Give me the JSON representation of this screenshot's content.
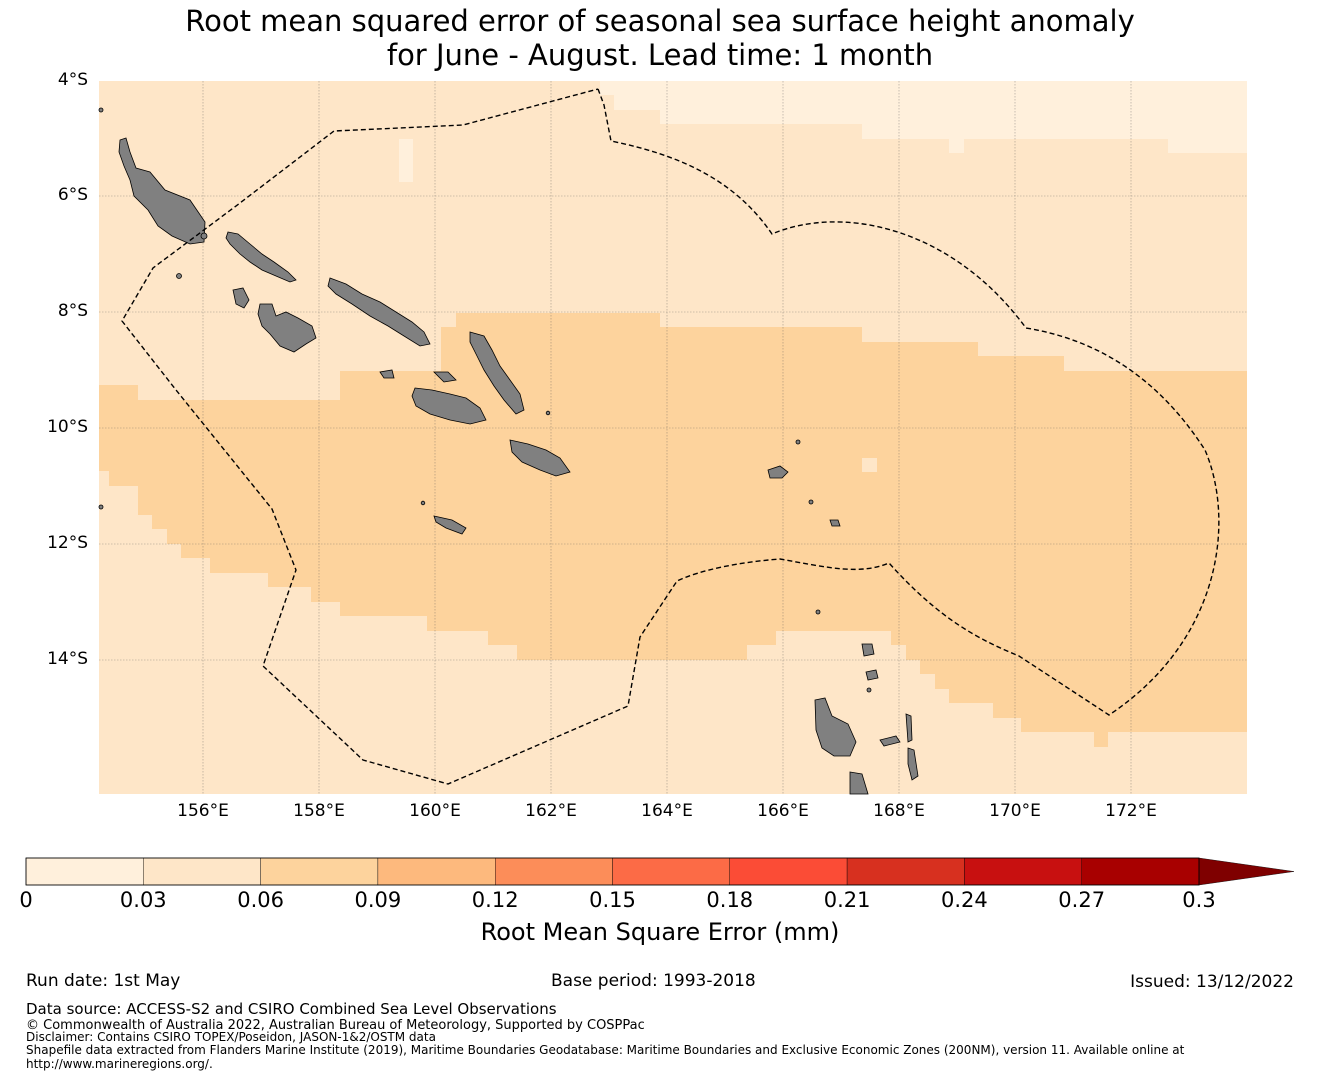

==

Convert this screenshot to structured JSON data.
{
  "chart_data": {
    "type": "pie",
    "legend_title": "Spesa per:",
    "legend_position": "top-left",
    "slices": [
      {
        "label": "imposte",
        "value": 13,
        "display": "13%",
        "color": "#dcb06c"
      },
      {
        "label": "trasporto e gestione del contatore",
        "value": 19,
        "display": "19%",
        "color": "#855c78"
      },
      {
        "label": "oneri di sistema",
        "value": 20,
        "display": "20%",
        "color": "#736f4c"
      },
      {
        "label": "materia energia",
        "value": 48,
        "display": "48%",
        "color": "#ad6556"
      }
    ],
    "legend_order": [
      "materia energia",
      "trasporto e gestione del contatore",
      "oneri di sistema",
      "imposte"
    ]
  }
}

---

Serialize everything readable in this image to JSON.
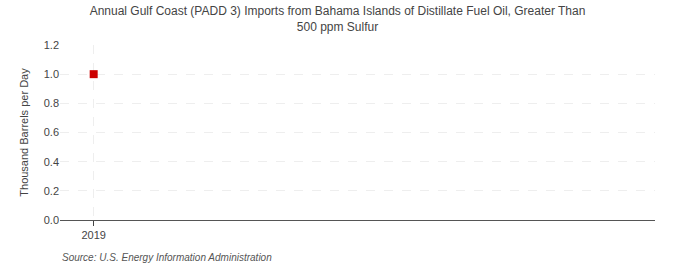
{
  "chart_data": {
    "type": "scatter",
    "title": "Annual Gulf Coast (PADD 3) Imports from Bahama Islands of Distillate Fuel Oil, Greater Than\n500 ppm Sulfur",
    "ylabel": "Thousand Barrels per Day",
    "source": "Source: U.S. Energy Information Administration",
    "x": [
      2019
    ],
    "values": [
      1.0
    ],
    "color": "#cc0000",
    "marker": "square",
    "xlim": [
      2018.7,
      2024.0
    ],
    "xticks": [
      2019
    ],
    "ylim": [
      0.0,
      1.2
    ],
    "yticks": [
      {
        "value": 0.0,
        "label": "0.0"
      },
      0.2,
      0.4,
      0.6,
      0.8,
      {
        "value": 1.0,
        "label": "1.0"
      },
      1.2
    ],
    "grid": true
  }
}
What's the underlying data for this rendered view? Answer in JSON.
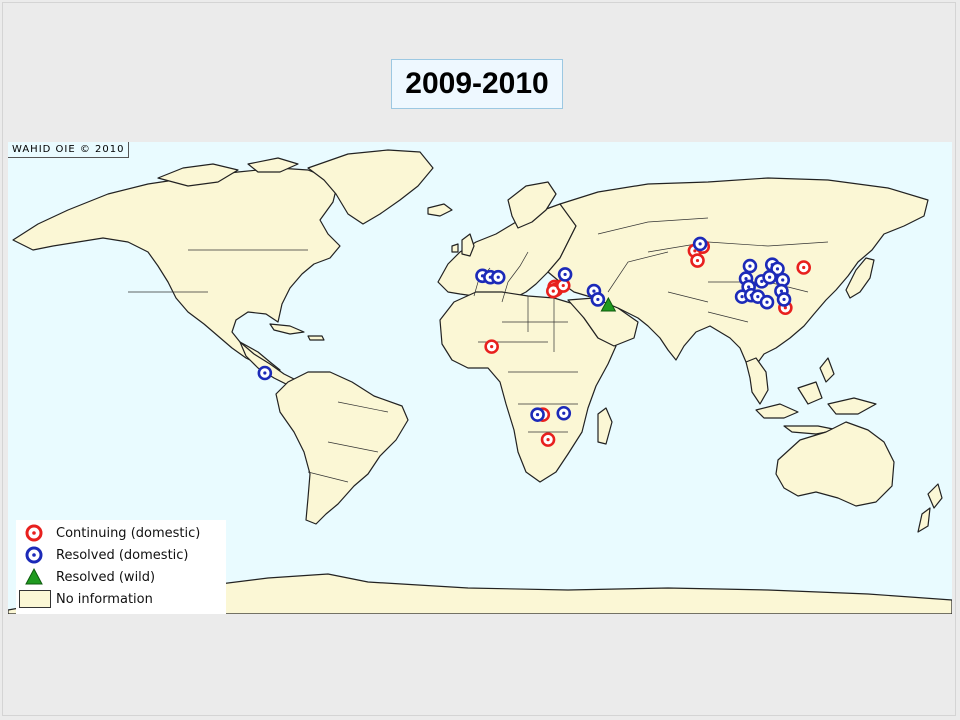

WHAT YOU SHOULD DO:
Above are some entries. Restate word for word the lines from the one holding "Serialize everything readable" through the one holding "What's the underlying", but not the pictures.

WRITTEN ANSWER:
Serialize everything readable in this image to JSON.
{
  "chart_data": {
    "type": "scatter",
    "title": "Annual Gulf Coast (PADD 3) Imports from Bahama Islands of Distillate Fuel Oil, Greater Than\n500 ppm Sulfur",
    "ylabel": "Thousand Barrels per Day",
    "source": "Source: U.S. Energy Information Administration",
    "x": [
      2019
    ],
    "values": [
      1.0
    ],
    "color": "#cc0000",
    "marker": "square",
    "xlim": [
      2018.7,
      2024.0
    ],
    "xticks": [
      2019
    ],
    "ylim": [
      0.0,
      1.2
    ],
    "yticks": [
      {
        "value": 0.0,
        "label": "0.0"
      },
      0.2,
      0.4,
      0.6,
      0.8,
      {
        "value": 1.0,
        "label": "1.0"
      },
      1.2
    ],
    "grid": true
  }
}
What's the underlying data for this rendered view? Answer in JSON.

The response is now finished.